- **DATA IN THIS EXERCISE**:
• • •

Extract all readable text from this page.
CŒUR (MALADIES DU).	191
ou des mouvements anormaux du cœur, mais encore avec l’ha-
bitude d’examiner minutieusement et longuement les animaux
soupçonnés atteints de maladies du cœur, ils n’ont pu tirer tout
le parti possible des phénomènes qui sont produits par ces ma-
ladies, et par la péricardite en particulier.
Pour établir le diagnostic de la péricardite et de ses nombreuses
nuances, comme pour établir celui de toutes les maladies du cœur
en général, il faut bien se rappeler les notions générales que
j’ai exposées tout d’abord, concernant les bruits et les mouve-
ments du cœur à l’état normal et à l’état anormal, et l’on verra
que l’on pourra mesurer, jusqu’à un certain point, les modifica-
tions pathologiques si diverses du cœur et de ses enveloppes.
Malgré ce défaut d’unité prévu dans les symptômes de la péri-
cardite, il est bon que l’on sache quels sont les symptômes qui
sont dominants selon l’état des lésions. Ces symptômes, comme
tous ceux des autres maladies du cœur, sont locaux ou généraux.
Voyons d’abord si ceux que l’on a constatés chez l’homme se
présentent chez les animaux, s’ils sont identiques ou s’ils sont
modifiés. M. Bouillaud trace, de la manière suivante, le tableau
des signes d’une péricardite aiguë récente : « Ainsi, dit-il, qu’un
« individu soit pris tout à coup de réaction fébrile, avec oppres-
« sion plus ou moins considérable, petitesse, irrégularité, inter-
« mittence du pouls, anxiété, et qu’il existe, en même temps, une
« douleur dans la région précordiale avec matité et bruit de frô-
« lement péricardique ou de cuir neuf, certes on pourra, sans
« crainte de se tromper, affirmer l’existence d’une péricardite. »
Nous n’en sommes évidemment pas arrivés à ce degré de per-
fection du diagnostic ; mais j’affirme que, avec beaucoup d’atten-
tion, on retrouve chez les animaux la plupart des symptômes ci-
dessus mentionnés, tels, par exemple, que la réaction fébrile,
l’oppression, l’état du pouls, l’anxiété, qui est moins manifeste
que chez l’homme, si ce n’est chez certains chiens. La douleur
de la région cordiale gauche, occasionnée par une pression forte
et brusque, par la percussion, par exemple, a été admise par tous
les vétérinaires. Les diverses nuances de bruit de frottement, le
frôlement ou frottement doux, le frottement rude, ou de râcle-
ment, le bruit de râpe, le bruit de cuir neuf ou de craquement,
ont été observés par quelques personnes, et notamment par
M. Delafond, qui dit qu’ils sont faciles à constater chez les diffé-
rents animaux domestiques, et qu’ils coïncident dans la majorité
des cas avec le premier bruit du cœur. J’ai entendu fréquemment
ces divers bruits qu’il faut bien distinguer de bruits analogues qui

• • •

- **TASK GOAL**: The entries above must be returned in full, exactly as shown.

- **THE SOLUTION**:
Extract all readable text from this page.
CŒUR (MALADIES DU).	191
ou des mouvements anormaux du cœur, mais encore avec l’ha-
bitude d’examiner minutieusement et longuement les animaux
soupçonnés atteints de maladies du cœur, ils n’ont pu tirer tout
le parti possible des phénomènes qui sont produits par ces ma-
ladies, et par la péricardite en particulier.
Pour établir le diagnostic de la péricardite et de ses nombreuses
nuances, comme pour établir celui de toutes les maladies du cœur
en général, il faut bien se rappeler les notions générales que
j’ai exposées tout d’abord, concernant les bruits et les mouve-
ments du cœur à l’état normal et à l’état anormal, et l’on verra
que l’on pourra mesurer, jusqu’à un certain point, les modifica-
tions pathologiques si diverses du cœur et de ses enveloppes.
Malgré ce défaut d’unité prévu dans les symptômes de la péri-
cardite, il est bon que l’on sache quels sont les symptômes qui
sont dominants selon l’état des lésions. Ces symptômes, comme
tous ceux des autres maladies du cœur, sont locaux ou généraux.
Voyons d’abord si ceux que l’on a constatés chez l’homme se
présentent chez les animaux, s’ils sont identiques ou s’ils sont
modifiés. M. Bouillaud trace, de la manière suivante, le tableau
des signes d’une péricardite aiguë récente : « Ainsi, dit-il, qu’un
« individu soit pris tout à coup de réaction fébrile, avec oppres-
« sion plus ou moins considérable, petitesse, irrégularité, inter-
« mittence du pouls, anxiété, et qu’il existe, en même temps, une
« douleur dans la région précordiale avec matité et bruit de frô-
« lement péricardique ou de cuir neuf, certes on pourra, sans
« crainte de se tromper, affirmer l’existence d’une péricardite. »
Nous n’en sommes évidemment pas arrivés à ce degré de per-
fection du diagnostic ; mais j’affirme que, avec beaucoup d’atten-
tion, on retrouve chez les animaux la plupart des symptômes ci-
dessus mentionnés, tels, par exemple, que la réaction fébrile,
l’oppression, l’état du pouls, l’anxiété, qui est moins manifeste
que chez l’homme, si ce n’est chez certains chiens. La douleur
de la région cordiale gauche, occasionnée par une pression forte
et brusque, par la percussion, par exemple, a été admise par tous
les vétérinaires. Les diverses nuances de bruit de frottement, le
frôlement ou frottement doux, le frottement rude, ou de râcle-
ment, le bruit de râpe, le bruit de cuir neuf ou de craquement,
ont été observés par quelques personnes, et notamment par
M. Delafond, qui dit qu’ils sont faciles à constater chez les diffé-
rents animaux domestiques, et qu’ils coïncident dans la majorité
des cas avec le premier bruit du cœur. J’ai entendu fréquemment
ces divers bruits qu’il faut bien distinguer de bruits analogues qui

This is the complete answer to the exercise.